What to do —
Your task is to filter the data below down to the lines holding "vous".

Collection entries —
┏━━
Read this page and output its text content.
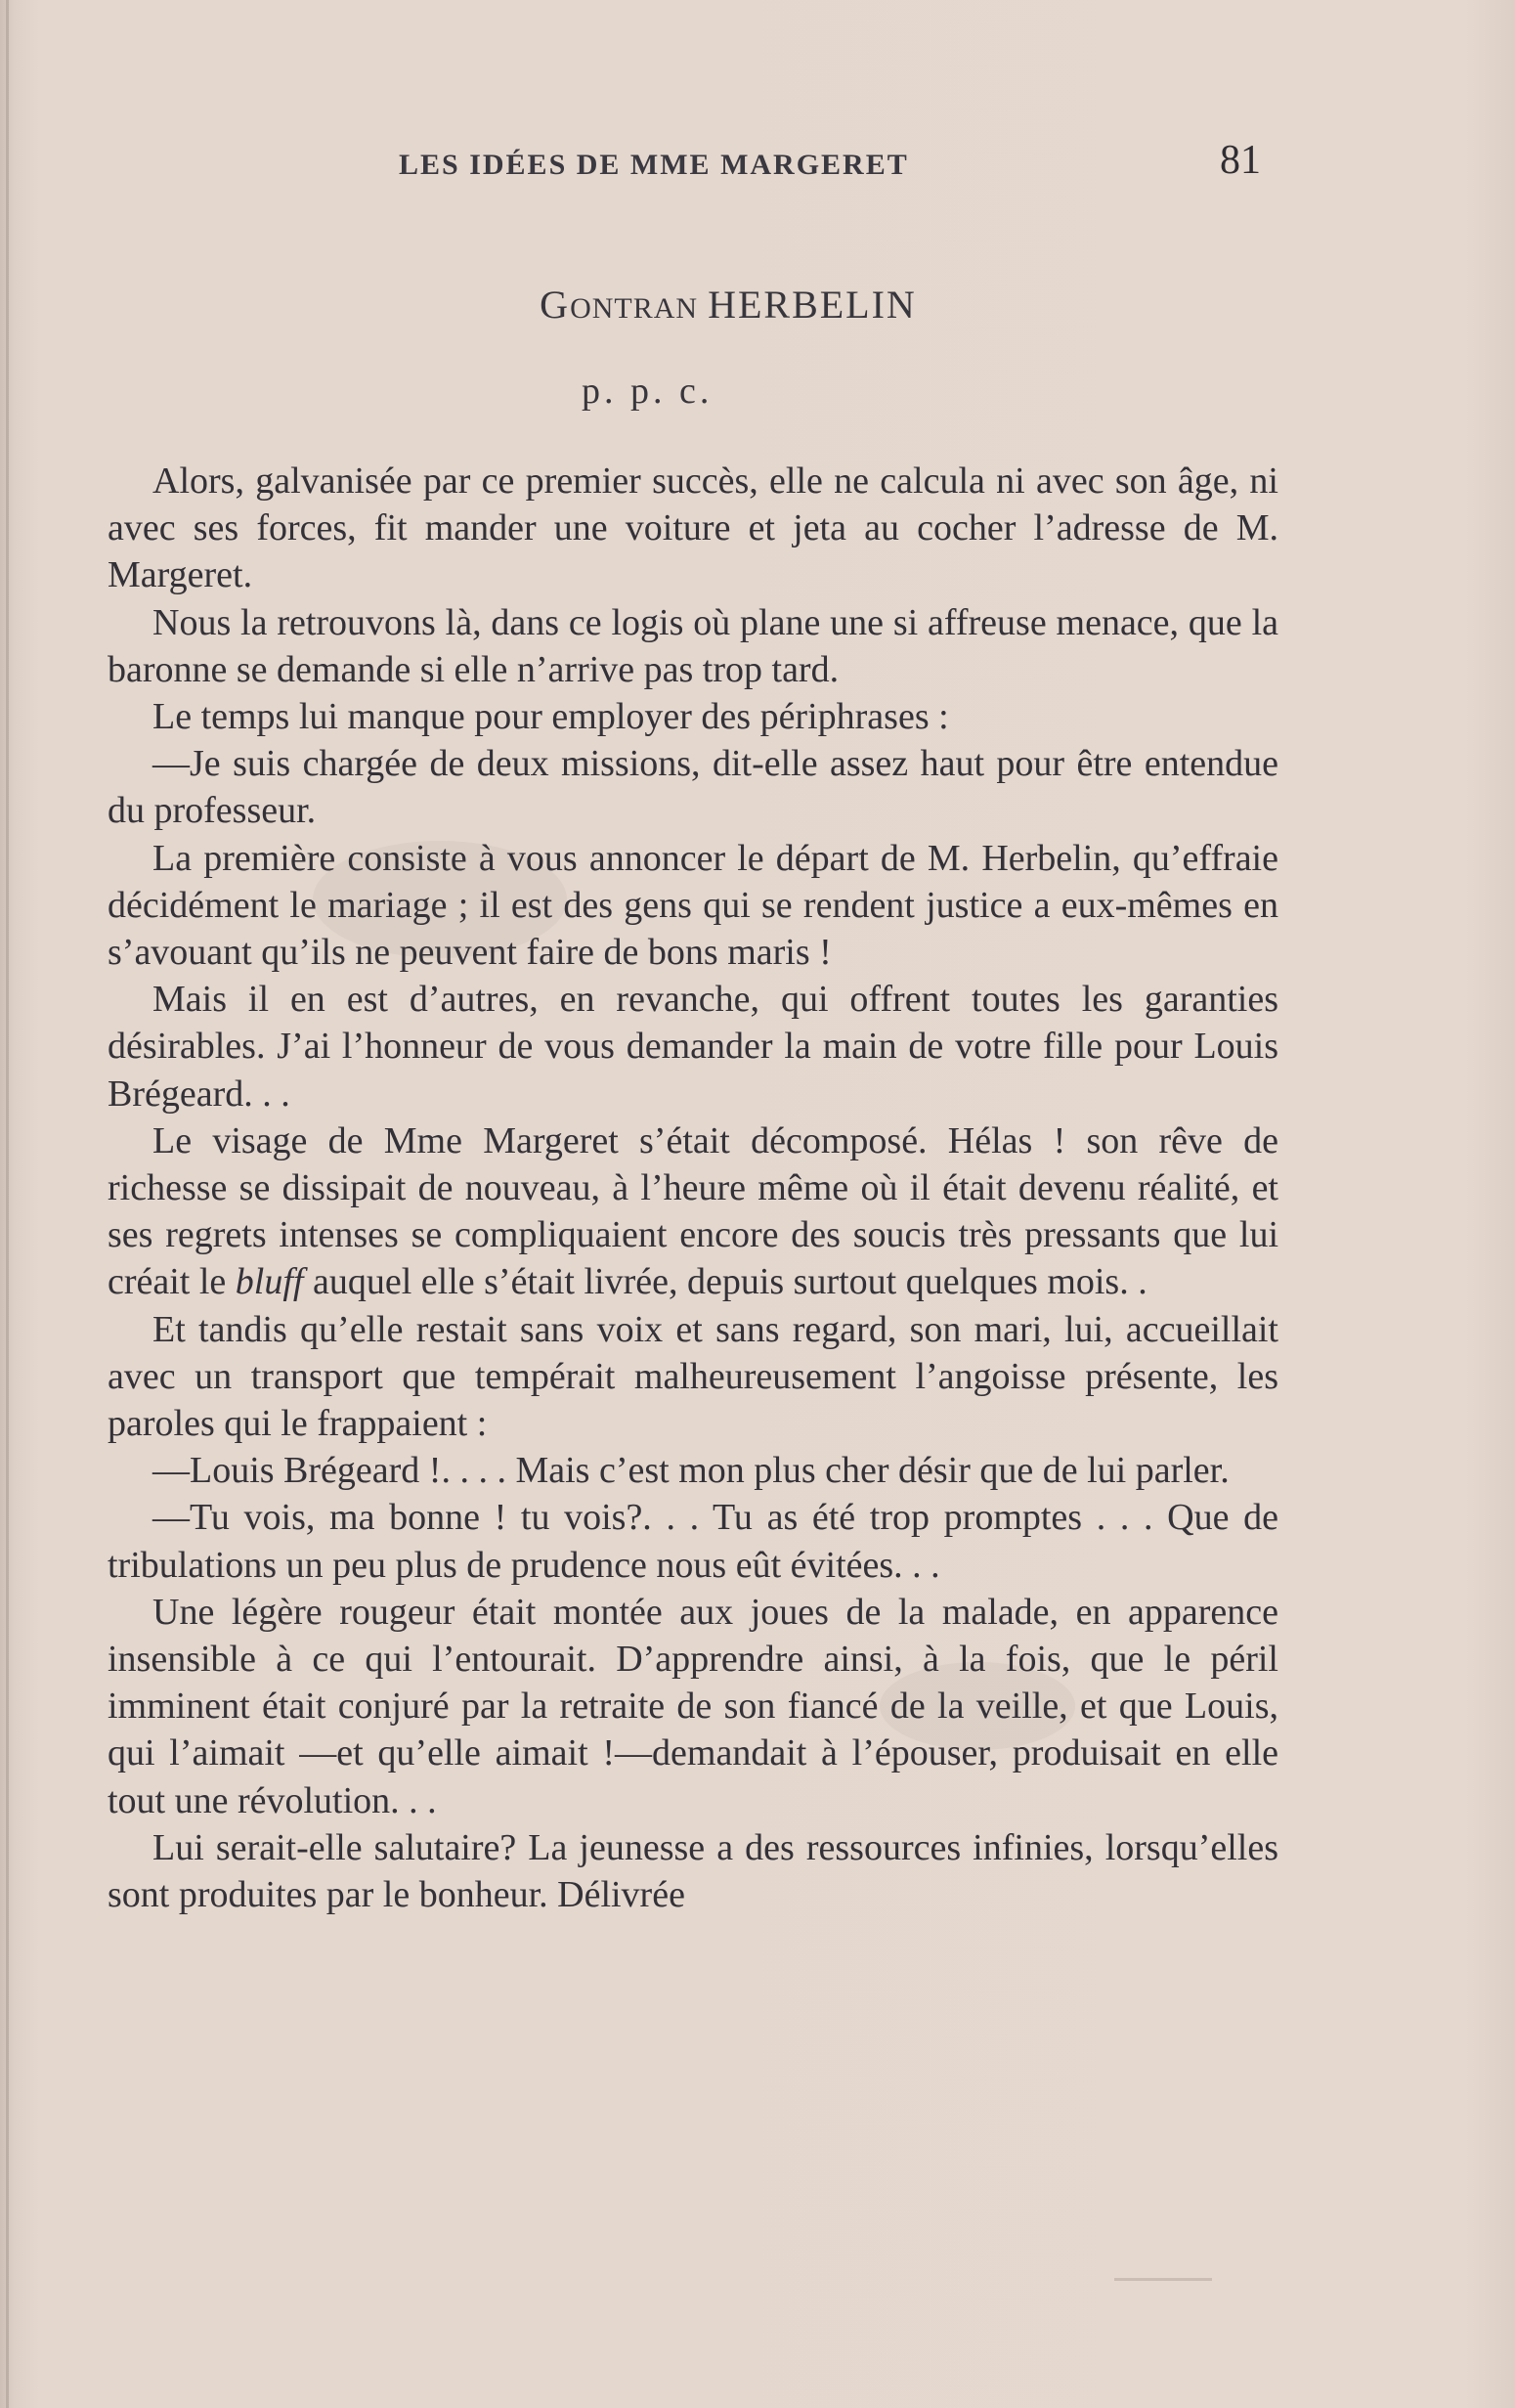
LES IDÉES DE MME MARGERET	81
GONTRAN HERBELIN
p. p. c.

Alors, galvanisée par ce premier succès, elle ne calcula ni avec son âge, ni avec ses forces, fit mander une voiture et jeta au cocher l’adresse de M. Margeret.

Nous la retrouvons là, dans ce logis où plane une si affreuse menace, que la baronne se demande si elle n’arrive pas trop tard.

Le temps lui manque pour employer des périphrases :

—Je suis chargée de deux missions, dit-elle assez haut pour être entendue du professeur.

La première consiste à vous annoncer le départ de M. Herbelin, qu’effraie décidément le mariage ; il est des gens qui se rendent justice a eux-mêmes en s’avouant qu’ils ne peuvent faire de bons maris !

Mais il en est d’autres, en revanche, qui offrent toutes les garanties désirables. J’ai l’honneur de vous demander la main de votre fille pour Louis Brégeard. . .

Le visage de Mme Margeret s’était décomposé. Hélas ! son rêve de richesse se dissipait de nouveau, à l’heure même où il était devenu réalité, et ses regrets intenses se compliquaient encore des soucis très pressants que lui créait le bluff auquel elle s’était livrée, depuis surtout quelques mois. .

Et tandis qu’elle restait sans voix et sans regard, son mari, lui, accueillait avec un transport que tempérait malheureusement l’angoisse présente, les paroles qui le frappaient :

—Louis Brégeard !. . . . Mais c’est mon plus cher désir que de lui parler.

—Tu vois, ma bonne ! tu vois?. . . Tu as été trop promptes . . . Que de tribulations un peu plus de prudence nous eût évitées. . .

Une légère rougeur était montée aux joues de la malade, en apparence insensible à ce qui l’entourait. D’apprendre ainsi, à la fois, que le péril imminent était conjuré par la retraite de son fiancé de la veille, et que Louis, qui l’aimait —et qu’elle aimait !—demandait à l’épouser, produisait en elle tout une révolution. . .

Lui serait-elle salutaire? La jeunesse a des ressources infinies, lorsqu’elles sont produites par le bonheur. Délivrée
┗━━
Solution to the exercise —
La première consiste à vous annoncer le départ de M. Herbelin, qu’effraie décidément le mariage ; il est des gens qui se rendent justice a eux-mêmes en s’avouant qu’ils ne peuvent faire de bons maris !
Mais il en est d’autres, en revanche, qui offrent toutes les garanties désirables. J’ai l’honneur de vous demander la main de votre fille pour Louis Brégeard. . .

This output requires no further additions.